**Aim of the task**
Would you transcribe the listing that follows, character for character, and omit its images?

**Given records**
%%

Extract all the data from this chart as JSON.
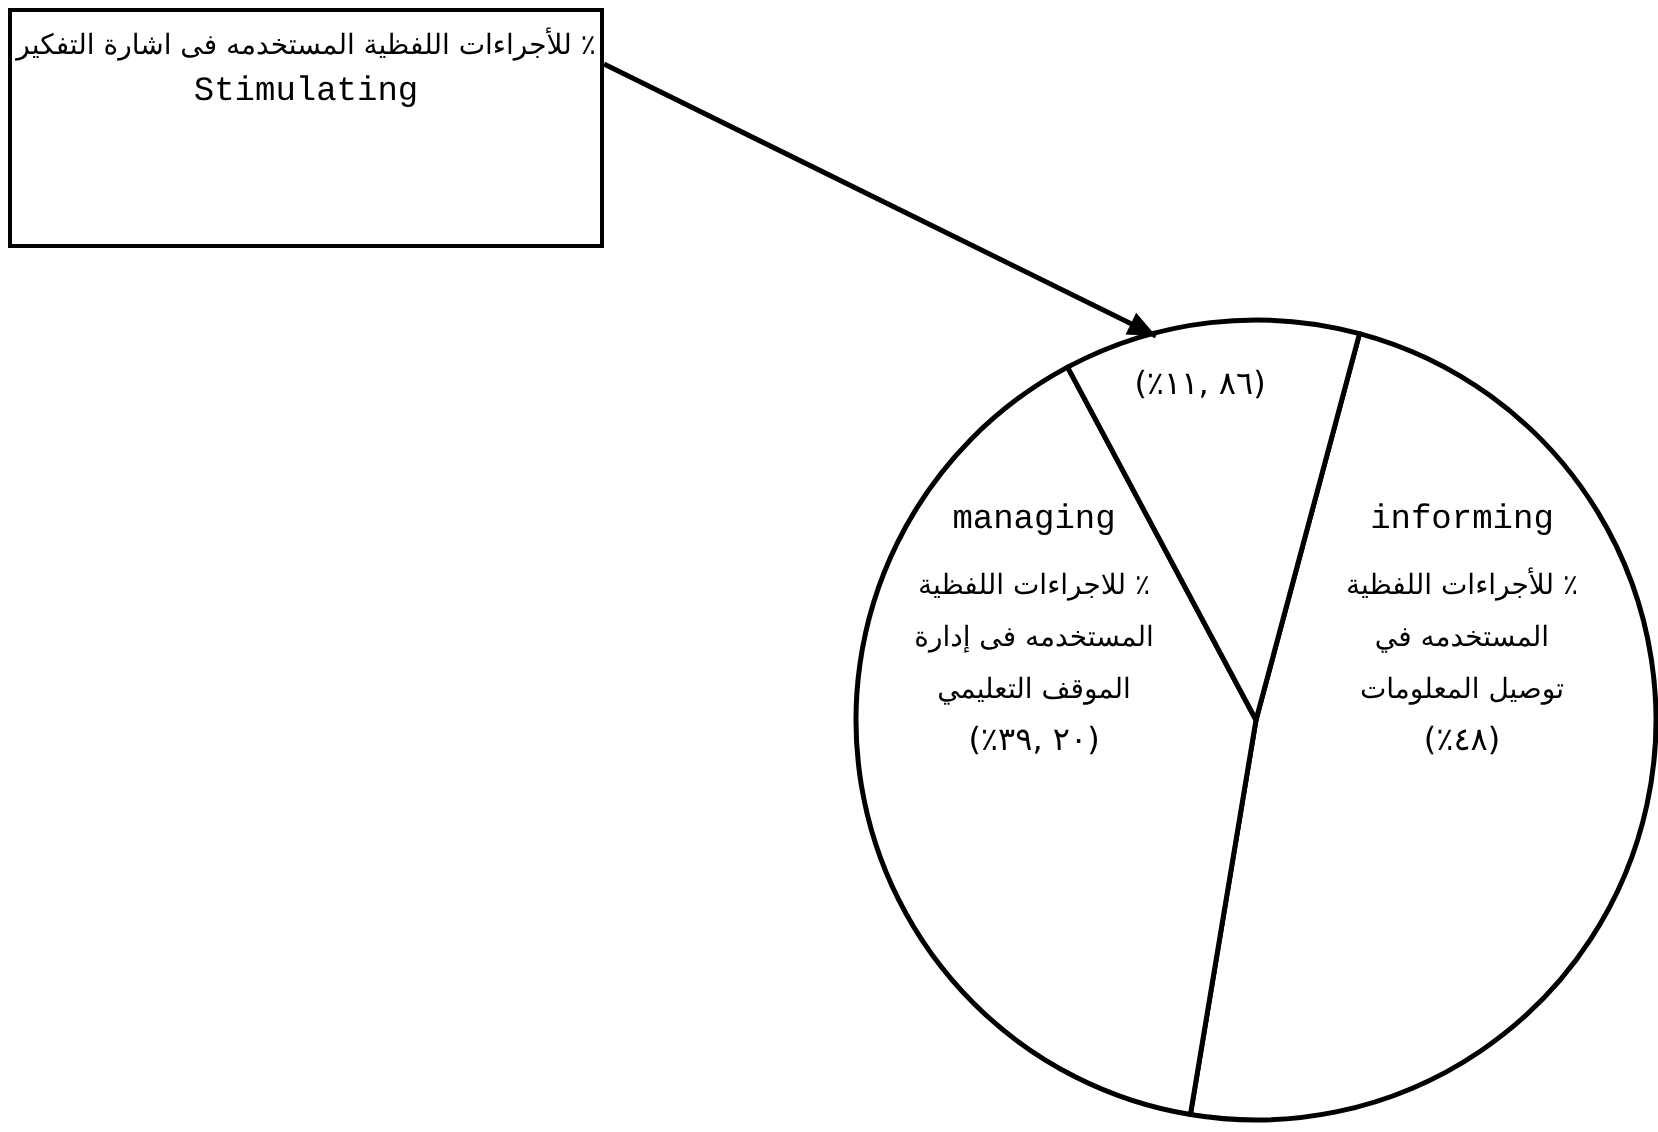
{
  "chart_data": {
    "type": "pie",
    "categories": [
      "٪ للأجراءات اللفظية المستخدمه في توصيل المعلومات",
      "٪ للاجراءات اللفظية المستخدمه فى إدارة الموقف التعليمي",
      "٪ للأجراءات اللفظية المستخدمه فى اشارة التفكير"
    ],
    "values": [
      48,
      39.2,
      11.86
    ],
    "colors": [
      "#ffffff",
      "#ffffff",
      "#ffffff"
    ],
    "value_labels": [
      "(٪٤٨)",
      "(٪٣٩, ٢٠)",
      "(٪١١, ٨٦)"
    ],
    "annotations": [
      "informing",
      "managing",
      "Stimulating"
    ],
    "legend": false
  }
}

%%

**Answer in full**
Extract all the data from this chart as JSON.
{
  "chart_data": {
    "type": "pie",
    "categories": [
      "٪ للأجراءات اللفظية المستخدمه في توصيل المعلومات",
      "٪ للاجراءات اللفظية المستخدمه فى إدارة الموقف التعليمي",
      "٪ للأجراءات اللفظية المستخدمه فى اشارة التفكير"
    ],
    "values": [
      48,
      39.2,
      11.86
    ],
    "colors": [
      "#ffffff",
      "#ffffff",
      "#ffffff"
    ],
    "value_labels": [
      "(٪٤٨)",
      "(٪٣٩, ٢٠)",
      "(٪١١, ٨٦)"
    ],
    "annotations": [
      "informing",
      "managing",
      "Stimulating"
    ],
    "legend": false
  }
}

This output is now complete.